## Set task
Return all of the lines below exactly as they are.

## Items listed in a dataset
****************************************
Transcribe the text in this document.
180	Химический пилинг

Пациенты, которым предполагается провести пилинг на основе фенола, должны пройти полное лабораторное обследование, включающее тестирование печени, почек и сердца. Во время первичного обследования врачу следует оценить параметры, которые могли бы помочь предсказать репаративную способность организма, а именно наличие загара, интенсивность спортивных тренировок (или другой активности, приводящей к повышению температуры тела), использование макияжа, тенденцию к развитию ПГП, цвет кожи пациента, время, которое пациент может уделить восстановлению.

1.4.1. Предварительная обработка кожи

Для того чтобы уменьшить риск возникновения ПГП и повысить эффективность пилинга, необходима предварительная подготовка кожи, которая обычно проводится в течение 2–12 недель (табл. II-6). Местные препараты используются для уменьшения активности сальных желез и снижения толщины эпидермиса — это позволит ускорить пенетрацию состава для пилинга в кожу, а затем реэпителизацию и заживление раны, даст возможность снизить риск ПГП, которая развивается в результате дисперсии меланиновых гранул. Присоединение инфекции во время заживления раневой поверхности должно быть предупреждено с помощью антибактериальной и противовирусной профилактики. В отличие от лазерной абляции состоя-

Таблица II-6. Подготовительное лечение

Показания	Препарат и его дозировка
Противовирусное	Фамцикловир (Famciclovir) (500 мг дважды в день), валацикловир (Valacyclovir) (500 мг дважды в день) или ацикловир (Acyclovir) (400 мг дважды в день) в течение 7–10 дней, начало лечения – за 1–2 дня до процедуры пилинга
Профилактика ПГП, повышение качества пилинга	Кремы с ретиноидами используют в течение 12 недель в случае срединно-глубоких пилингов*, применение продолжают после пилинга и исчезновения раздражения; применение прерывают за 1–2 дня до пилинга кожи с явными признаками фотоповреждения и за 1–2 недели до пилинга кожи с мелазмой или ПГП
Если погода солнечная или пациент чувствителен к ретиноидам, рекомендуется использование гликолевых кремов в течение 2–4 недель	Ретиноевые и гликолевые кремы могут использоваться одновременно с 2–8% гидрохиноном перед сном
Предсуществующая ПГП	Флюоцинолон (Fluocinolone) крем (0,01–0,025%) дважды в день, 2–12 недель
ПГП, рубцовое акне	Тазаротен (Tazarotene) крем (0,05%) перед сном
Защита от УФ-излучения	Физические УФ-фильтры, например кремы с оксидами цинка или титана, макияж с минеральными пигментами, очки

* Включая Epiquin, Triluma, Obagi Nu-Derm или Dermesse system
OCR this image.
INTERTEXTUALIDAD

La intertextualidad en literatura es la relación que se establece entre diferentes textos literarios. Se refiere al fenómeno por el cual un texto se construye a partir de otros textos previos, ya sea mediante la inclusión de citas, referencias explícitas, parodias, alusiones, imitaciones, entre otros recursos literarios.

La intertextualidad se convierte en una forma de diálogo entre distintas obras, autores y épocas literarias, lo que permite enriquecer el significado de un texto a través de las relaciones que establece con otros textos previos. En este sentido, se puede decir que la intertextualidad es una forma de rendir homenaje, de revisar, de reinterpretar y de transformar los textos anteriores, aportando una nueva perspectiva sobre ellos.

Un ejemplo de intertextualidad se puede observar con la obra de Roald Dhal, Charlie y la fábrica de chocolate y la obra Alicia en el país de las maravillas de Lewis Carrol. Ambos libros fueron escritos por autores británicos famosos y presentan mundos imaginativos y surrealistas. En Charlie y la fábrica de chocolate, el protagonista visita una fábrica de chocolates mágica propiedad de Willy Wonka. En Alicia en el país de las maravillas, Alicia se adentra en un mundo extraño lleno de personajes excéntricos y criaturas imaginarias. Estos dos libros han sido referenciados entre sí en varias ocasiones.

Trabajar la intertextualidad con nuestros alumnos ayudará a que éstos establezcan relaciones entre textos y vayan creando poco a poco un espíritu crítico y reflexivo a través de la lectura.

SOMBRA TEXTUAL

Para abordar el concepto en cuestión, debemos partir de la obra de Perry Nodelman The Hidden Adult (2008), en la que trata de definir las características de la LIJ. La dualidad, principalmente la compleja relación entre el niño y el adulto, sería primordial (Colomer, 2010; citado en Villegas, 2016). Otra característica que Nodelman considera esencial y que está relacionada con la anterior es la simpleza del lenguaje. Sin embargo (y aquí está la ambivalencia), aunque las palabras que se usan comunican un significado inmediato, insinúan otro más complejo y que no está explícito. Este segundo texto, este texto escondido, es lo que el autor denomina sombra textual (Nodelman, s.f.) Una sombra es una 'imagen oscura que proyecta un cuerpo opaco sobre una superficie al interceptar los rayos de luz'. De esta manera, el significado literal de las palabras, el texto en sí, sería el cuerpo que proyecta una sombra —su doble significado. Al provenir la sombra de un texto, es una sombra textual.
****************************************
## Response for this exercise
Transcribe the text in this document.
180	Химический пилинг

Пациенты, которым предполагается провести пилинг на основе фенола, должны пройти полное лабораторное обследование, включающее тестирование печени, почек и сердца. Во время первичного обследования врачу следует оценить параметры, которые могли бы помочь предсказать репаративную способность организма, а именно наличие загара, интенсивность спортивных тренировок (или другой активности, приводящей к повышению температуры тела), использование макияжа, тенденцию к развитию ПГП, цвет кожи пациента, время, которое пациент может уделить восстановлению.

1.4.1. Предварительная обработка кожи

Для того чтобы уменьшить риск возникновения ПГП и повысить эффективность пилинга, необходима предварительная подготовка кожи, которая обычно проводится в течение 2–12 недель (табл. II-6). Местные препараты используются для уменьшения активности сальных желез и снижения толщины эпидермиса — это позволит ускорить пенетрацию состава для пилинга в кожу, а затем реэпителизацию и заживление раны, даст возможность снизить риск ПГП, которая развивается в результате дисперсии меланиновых гранул. Присоединение инфекции во время заживления раневой поверхности должно быть предупреждено с помощью антибактериальной и противовирусной профилактики. В отличие от лазерной абляции состоя-

Таблица II-6. Подготовительное лечение

Показания	Препарат и его дозировка
Противовирусное	Фамцикловир (Famciclovir) (500 мг дважды в день), валацикловир (Valacyclovir) (500 мг дважды в день) или ацикловир (Acyclovir) (400 мг дважды в день) в течение 7–10 дней, начало лечения – за 1–2 дня до процедуры пилинга
Профилактика ПГП, повышение качества пилинга	Кремы с ретиноидами используют в течение 12 недель в случае срединно-глубоких пилингов*, применение продолжают после пилинга и исчезновения раздражения; применение прерывают за 1–2 дня до пилинга кожи с явными признаками фотоповреждения и за 1–2 недели до пилинга кожи с мелазмой или ПГП
Если погода солнечная или пациент чувствителен к ретиноидам, рекомендуется использование гликолевых кремов в течение 2–4 недель	Ретиноевые и гликолевые кремы могут использоваться одновременно с 2–8% гидрохиноном перед сном
Предсуществующая ПГП	Флюоцинолон (Fluocinolone) крем (0,01–0,025%) дважды в день, 2–12 недель
ПГП, рубцовое акне	Тазаротен (Tazarotene) крем (0,05%) перед сном
Защита от УФ-излучения	Физические УФ-фильтры, например кремы с оксидами цинка или титана, макияж с минеральными пигментами, очки

* Включая Epiquin, Triluma, Obagi Nu-Derm или Dermesse system
OCR this image.
INTERTEXTUALIDAD

La intertextualidad en literatura es la relación que se establece entre diferentes textos literarios. Se refiere al fenómeno por el cual un texto se construye a partir de otros textos previos, ya sea mediante la inclusión de citas, referencias explícitas, parodias, alusiones, imitaciones, entre otros recursos literarios.

La intertextualidad se convierte en una forma de diálogo entre distintas obras, autores y épocas literarias, lo que permite enriquecer el significado de un texto a través de las relaciones que establece con otros textos previos. En este sentido, se puede decir que la intertextualidad es una forma de rendir homenaje, de revisar, de reinterpretar y de transformar los textos anteriores, aportando una nueva perspectiva sobre ellos.

Un ejemplo de intertextualidad se puede observar con la obra de Roald Dhal, Charlie y la fábrica de chocolate y la obra Alicia en el país de las maravillas de Lewis Carrol. Ambos libros fueron escritos por autores británicos famosos y presentan mundos imaginativos y surrealistas. En Charlie y la fábrica de chocolate, el protagonista visita una fábrica de chocolates mágica propiedad de Willy Wonka. En Alicia en el país de las maravillas, Alicia se adentra en un mundo extraño lleno de personajes excéntricos y criaturas imaginarias. Estos dos libros han sido referenciados entre sí en varias ocasiones.

Trabajar la intertextualidad con nuestros alumnos ayudará a que éstos establezcan relaciones entre textos y vayan creando poco a poco un espíritu crítico y reflexivo a través de la lectura.

SOMBRA TEXTUAL

Para abordar el concepto en cuestión, debemos partir de la obra de Perry Nodelman The Hidden Adult (2008), en la que trata de definir las características de la LIJ. La dualidad, principalmente la compleja relación entre el niño y el adulto, sería primordial (Colomer, 2010; citado en Villegas, 2016). Otra característica que Nodelman considera esencial y que está relacionada con la anterior es la simpleza del lenguaje. Sin embargo (y aquí está la ambivalencia), aunque las palabras que se usan comunican un significado inmediato, insinúan otro más complejo y que no está explícito. Este segundo texto, este texto escondido, es lo que el autor denomina sombra textual (Nodelman, s.f.) Una sombra es una 'imagen oscura que proyecta un cuerpo opaco sobre una superficie al interceptar los rayos de luz'. De esta manera, el significado literal de las palabras, el texto en sí, sería el cuerpo que proyecta una sombra —su doble significado. Al provenir la sombra de un texto, es una sombra textual.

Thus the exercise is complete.